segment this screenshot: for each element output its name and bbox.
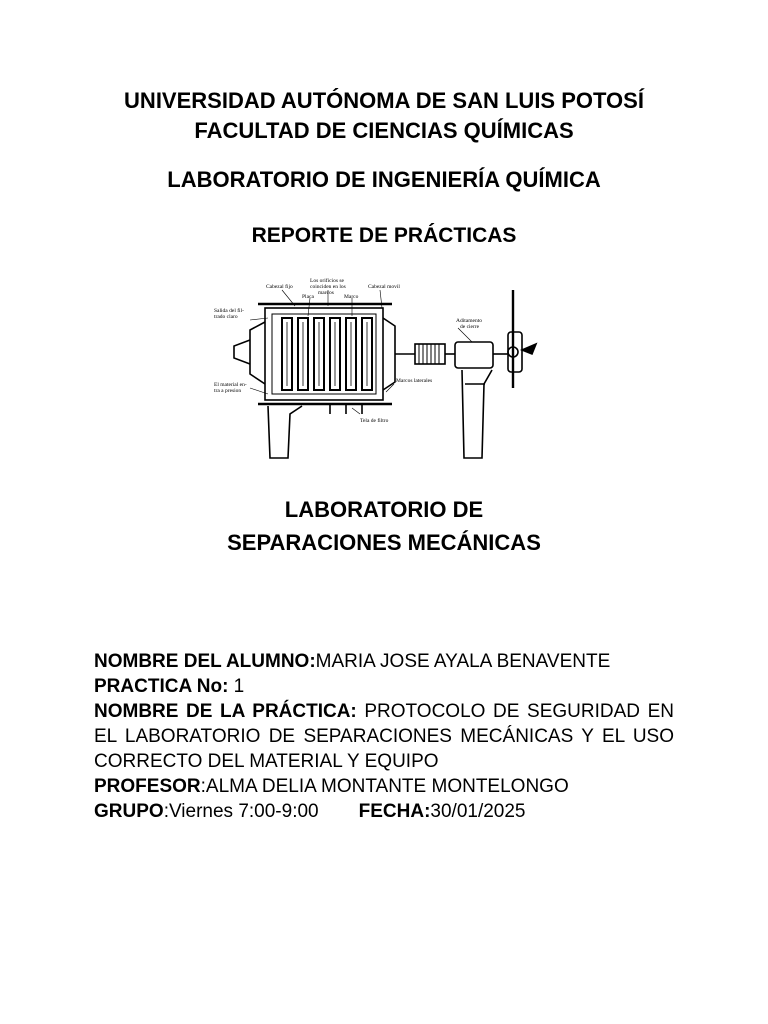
label-entrada: El material en-tra a presion	[214, 382, 247, 394]
professor-label: PROFESOR	[94, 776, 201, 797]
group-date-row	[94, 799, 674, 824]
label-cabezal-fijo: Cabezal fijo	[266, 284, 293, 290]
closing-mechanism	[455, 342, 493, 368]
practice-number: 1	[228, 676, 245, 697]
report-title: REPORTE DE PRÁCTICAS	[251, 224, 517, 247]
faculty-title: FACULTAD DE CIENCIAS QUÍMICAS	[194, 118, 574, 143]
laboratory-title: LABORATORIO DE INGENIERÍA QUÍMICA	[167, 167, 601, 192]
subject-title-line2: SEPARACIONES MECÁNICAS	[227, 530, 541, 555]
practice-number-label: PRACTICA No:	[94, 676, 229, 697]
student-row	[94, 649, 674, 674]
label-salida: Salida del fil-trado claro	[214, 308, 244, 320]
date-value: 30/01/2025	[430, 801, 526, 822]
practice-name-row	[94, 699, 674, 774]
moving-head	[383, 318, 395, 390]
label-aditamento: Aditamento de cierre	[456, 318, 482, 330]
practice-name-label: NOMBRE DE LA PRÁCTICA:	[94, 701, 357, 722]
date-label: FECHA:	[358, 801, 431, 822]
practice-number-row	[94, 674, 674, 699]
left-leg	[268, 406, 302, 458]
professor-row	[94, 774, 674, 799]
university-title: UNIVERSIDAD AUTÓNOMA DE SAN LUIS POTOSÍ	[124, 88, 644, 113]
practice-name: PROTOCOLO DE SEGURIDAD EN EL LABORATORIO DE SEPARACIONES MECÁNICAS Y EL USO CORRECTO DEL MATERIAL Y EQUIPO	[94, 701, 674, 772]
label-tela: Tela de filtro	[360, 418, 389, 424]
student-name: MARIA JOSE AYALA BENAVENTE	[315, 651, 611, 672]
student-label: NOMBRE DEL ALUMNO:	[94, 651, 316, 672]
label-orificios: Los orificios se coinciden en los marcos	[310, 278, 346, 296]
subject-title-line1: LABORATORIO DE	[284, 497, 484, 522]
filter-plates	[282, 318, 372, 390]
label-cabezal-movil: Cabezal movil	[368, 284, 400, 290]
label-marcos-laterales: Marcos laterales	[396, 378, 433, 384]
label-placa: Placa	[302, 294, 314, 300]
group-label: GRUPO	[94, 801, 164, 822]
label-marco: Marco	[344, 294, 359, 300]
professor-name: :ALMA DELIA MONTANTE MONTELONGO	[200, 776, 569, 797]
group-value: :Viernes 7:00-9:00	[163, 801, 319, 822]
filter-press-diagram	[210, 274, 550, 468]
fixed-head	[250, 322, 265, 384]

○ ○ ○

§ Directions for this task
Rewrite the records from the line with "label-entrada: El material" to the line with "801, 319, 822]", changing "PROFESOR" to "DOCENTE" and keeping everything else the same.

§ Answer to the exercise
label-entrada: El material en-tra a presion	[214, 382, 247, 394]
professor-label: DOCENTE	[94, 776, 201, 797]
group-date-row	[94, 799, 674, 824]
label-cabezal-fijo: Cabezal fijo	[266, 284, 293, 290]
closing-mechanism	[455, 342, 493, 368]
practice-number: 1	[228, 676, 245, 697]
report-title: REPORTE DE PRÁCTICAS	[251, 224, 517, 247]
faculty-title: FACULTAD DE CIENCIAS QUÍMICAS	[194, 118, 574, 143]
laboratory-title: LABORATORIO DE INGENIERÍA QUÍMICA	[167, 167, 601, 192]
subject-title-line2: SEPARACIONES MECÁNICAS	[227, 530, 541, 555]
practice-number-label: PRACTICA No:	[94, 676, 229, 697]
student-row	[94, 649, 674, 674]
label-salida: Salida del fil-trado claro	[214, 308, 244, 320]
date-value: 30/01/2025	[430, 801, 526, 822]
practice-name-row	[94, 699, 674, 774]
moving-head	[383, 318, 395, 390]
label-aditamento: Aditamento de cierre	[456, 318, 482, 330]
practice-name-label: NOMBRE DE LA PRÁCTICA:	[94, 701, 357, 722]
date-label: FECHA:	[358, 801, 431, 822]
practice-number-row	[94, 674, 674, 699]
left-leg	[268, 406, 302, 458]
professor-row	[94, 774, 674, 799]
university-title: UNIVERSIDAD AUTÓNOMA DE SAN LUIS POTOSÍ	[124, 88, 644, 113]
practice-name: PROTOCOLO DE SEGURIDAD EN EL LABORATORIO DE SEPARACIONES MECÁNICAS Y EL USO CORRECTO DEL MATERIAL Y EQUIPO	[94, 701, 674, 772]
label-tela: Tela de filtro	[360, 418, 389, 424]
student-name: MARIA JOSE AYALA BENAVENTE	[315, 651, 611, 672]
student-label: NOMBRE DEL ALUMNO:	[94, 651, 316, 672]
label-orificios: Los orificios se coinciden en los marcos	[310, 278, 346, 296]
subject-title-line1: LABORATORIO DE	[284, 497, 484, 522]
filter-plates	[282, 318, 372, 390]
label-cabezal-movil: Cabezal movil	[368, 284, 400, 290]
label-marcos-laterales: Marcos laterales	[396, 378, 433, 384]
label-placa: Placa	[302, 294, 314, 300]
group-label: GRUPO	[94, 801, 164, 822]
label-marco: Marco	[344, 294, 359, 300]
professor-name: :ALMA DELIA MONTANTE MONTELONGO	[200, 776, 569, 797]
group-value: :Viernes 7:00-9:00	[163, 801, 319, 822]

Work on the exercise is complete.